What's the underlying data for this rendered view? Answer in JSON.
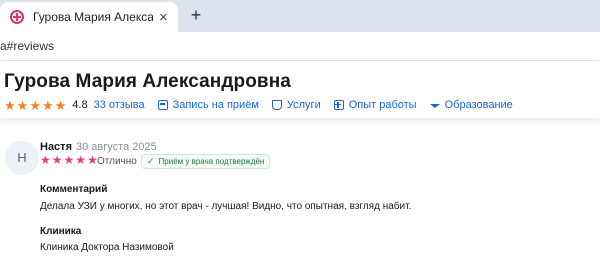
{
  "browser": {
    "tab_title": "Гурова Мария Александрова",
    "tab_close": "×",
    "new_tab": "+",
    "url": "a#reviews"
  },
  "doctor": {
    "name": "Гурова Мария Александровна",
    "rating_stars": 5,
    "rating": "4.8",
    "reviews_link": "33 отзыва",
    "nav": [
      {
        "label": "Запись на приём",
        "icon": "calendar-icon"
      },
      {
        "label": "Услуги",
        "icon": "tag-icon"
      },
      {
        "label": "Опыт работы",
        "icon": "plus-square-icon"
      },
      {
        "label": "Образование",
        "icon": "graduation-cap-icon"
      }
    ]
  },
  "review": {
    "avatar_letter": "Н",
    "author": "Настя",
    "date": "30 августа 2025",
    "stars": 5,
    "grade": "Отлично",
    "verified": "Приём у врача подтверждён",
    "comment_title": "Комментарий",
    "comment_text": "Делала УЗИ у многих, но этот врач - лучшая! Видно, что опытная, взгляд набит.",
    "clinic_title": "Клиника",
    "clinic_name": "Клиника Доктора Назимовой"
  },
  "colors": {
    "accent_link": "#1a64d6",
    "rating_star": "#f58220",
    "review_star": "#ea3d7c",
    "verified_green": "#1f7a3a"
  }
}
__________________________________________________
Give the data above again in full and unchanged, skipping the pictures.

What's the underlying data for this rendered view? Answer in JSON.
{
  "browser": {
    "tab_title": "Гурова Мария Александрова",
    "tab_close": "×",
    "new_tab": "+",
    "url": "a#reviews"
  },
  "doctor": {
    "name": "Гурова Мария Александровна",
    "rating_stars": 5,
    "rating": "4.8",
    "reviews_link": "33 отзыва",
    "nav": [
      {
        "label": "Запись на приём",
        "icon": "calendar-icon"
      },
      {
        "label": "Услуги",
        "icon": "tag-icon"
      },
      {
        "label": "Опыт работы",
        "icon": "plus-square-icon"
      },
      {
        "label": "Образование",
        "icon": "graduation-cap-icon"
      }
    ]
  },
  "review": {
    "avatar_letter": "Н",
    "author": "Настя",
    "date": "30 августа 2025",
    "stars": 5,
    "grade": "Отлично",
    "verified": "Приём у врача подтверждён",
    "comment_title": "Комментарий",
    "comment_text": "Делала УЗИ у многих, но этот врач - лучшая! Видно, что опытная, взгляд набит.",
    "clinic_title": "Клиника",
    "clinic_name": "Клиника Доктора Назимовой"
  },
  "colors": {
    "accent_link": "#1a64d6",
    "rating_star": "#f58220",
    "review_star": "#ea3d7c",
    "verified_green": "#1f7a3a"
  }
}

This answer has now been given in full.